▶ [Metin]:

□ □ □ □

Bu yıl İslam düşmanlığı virüsü ile de mücadele etmek zorunda kaldıklarını belirten Cumhurbaşkanı Erdoğan "İslam ve insanlık düşmanlarının bu kadar pervasızlaşmasının en büyük sebebi, Müslümanların içinde bulunduğu atalet ve gaflettir" dedi.
Cumhurbaşkanı Erdoğan, Amerika Müslüman Cemiyeti'nin 23. Yıllık Kongresi'ne video konferansla bağlandı, İslam dünyası ile ilgili önemli mesaj verdi.
"Türkiye'deki 83 milyon kardeşinizin selamlarını sizlere iletmek istiyorum. Sizlerin vasıtasıyla dünyanın dört bir yanındaki kardeşlerimize, dostlarımıza, büyük bir heyecanla toplantımızı takip eden mazlum ve mağdurlara, selam ve muhabbetlerimi gönderiyorum" diyen Erdoğan, Amerika Müslüman Cemiyeti'nin 23. Yıllık Kongresi'nin başarılı geçmesi diledi.
Bu sene sadece Kovid-19 virüsüyle değil, ondan daha hızlı yayılan 'İslam düşmanlığı' virüsü ile de mücadele etmek zorunda kaldıklarını belirten Erdoğan "Uzun yıllar demokrasinin beşiği olarak nitelendirilen ülkelerde kültürel ırkçılık, ayrımcılık, hoşgörüsüzlük artık gizlenemez boyutlara ulaşmıştır" dedi.

□ □ □ □

Kaydedilmiş veri kayıtları
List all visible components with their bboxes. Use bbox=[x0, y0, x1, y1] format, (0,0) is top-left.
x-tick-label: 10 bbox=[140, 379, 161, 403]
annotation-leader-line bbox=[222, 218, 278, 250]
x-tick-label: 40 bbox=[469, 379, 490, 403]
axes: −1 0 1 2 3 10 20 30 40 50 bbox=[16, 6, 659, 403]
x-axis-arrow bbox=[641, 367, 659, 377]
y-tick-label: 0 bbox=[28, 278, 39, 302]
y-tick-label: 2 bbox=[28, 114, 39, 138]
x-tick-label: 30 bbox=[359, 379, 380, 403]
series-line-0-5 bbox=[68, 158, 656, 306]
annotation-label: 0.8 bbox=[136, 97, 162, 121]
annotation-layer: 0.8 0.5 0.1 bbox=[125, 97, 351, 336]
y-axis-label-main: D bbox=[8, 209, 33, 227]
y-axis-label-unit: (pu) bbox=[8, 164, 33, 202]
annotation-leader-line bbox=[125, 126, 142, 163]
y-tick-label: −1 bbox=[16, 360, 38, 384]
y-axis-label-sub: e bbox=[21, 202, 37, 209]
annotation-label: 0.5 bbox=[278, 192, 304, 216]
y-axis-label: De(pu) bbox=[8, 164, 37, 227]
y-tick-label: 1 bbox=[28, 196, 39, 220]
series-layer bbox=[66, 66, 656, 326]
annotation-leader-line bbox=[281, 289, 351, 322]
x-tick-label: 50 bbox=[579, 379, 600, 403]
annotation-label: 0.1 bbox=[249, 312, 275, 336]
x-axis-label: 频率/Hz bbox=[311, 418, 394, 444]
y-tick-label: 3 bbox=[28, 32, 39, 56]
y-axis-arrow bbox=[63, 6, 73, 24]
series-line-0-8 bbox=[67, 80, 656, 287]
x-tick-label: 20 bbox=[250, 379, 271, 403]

□ □ □ □

▶ [Yapılacaklar]:
**1.** Erdoğan'ın kongre konuşmasını aktaran haberde verilen bilgilere göre aşağıdaki soruları yanıtlayın.
(a) Erdoğan video konferansla hangi toplantıya bağlandı?
(b) Erdoğan Türkiye'deki kaç milyon kardeşin selamını iletti?
(c) Erdoğan'a göre İslam ve insanlık düşmanlarının bu kadar pervasızlaşmasının en büyük sebebi nedir?
**2.** Erdoğan'ın kongre konuşmasını aktaran haberin devamını, son cümlesinden sonrasından başlayarak yazın.

▶ [Nihai Sonuçlar]:
**1.**
(a) Amerika Müslüman Cemiyeti'nin 23. Yıllık Kongresi'ne bağlandı.
(b) 83 milyon kardeşin selamını iletti.
(c) En büyük sebep, Müslümanların içinde bulunduğu atalet ve gaflettir.

**2.**
Fransa ve Norveç'teki İslam'a yönelik nefret söylemini hatırlatan Erdoğan "İslam ve insanlık düşmanlarının bu kadar pervasızlaşmasının en büyük sebebi, Müslümanların içinde bulunduğu atalet ve gaflettir. Müslümanlar sadece ekonomide, siyasette, savunmada, diplomaside değil, en çok da kendi aralarında ayrılığa düşmüş durumdadır" ifadelerini kullandı.
Erdoğan'ın açıklamaları şöyle:
"Bu sene sadece Kovid-19 virüsüyle değil ondan daha hızlı yayılan İslam düşmanlığı virüsü ile de mücadele etmek zorunda kaldık. Geçen yıl Yeni Zelanda'da 52 kardeşimizin şehit edildiği terör saldırısı, insanlık olarak karşı karşıya olduğumuz tehdidi gözler önüne sermiştir.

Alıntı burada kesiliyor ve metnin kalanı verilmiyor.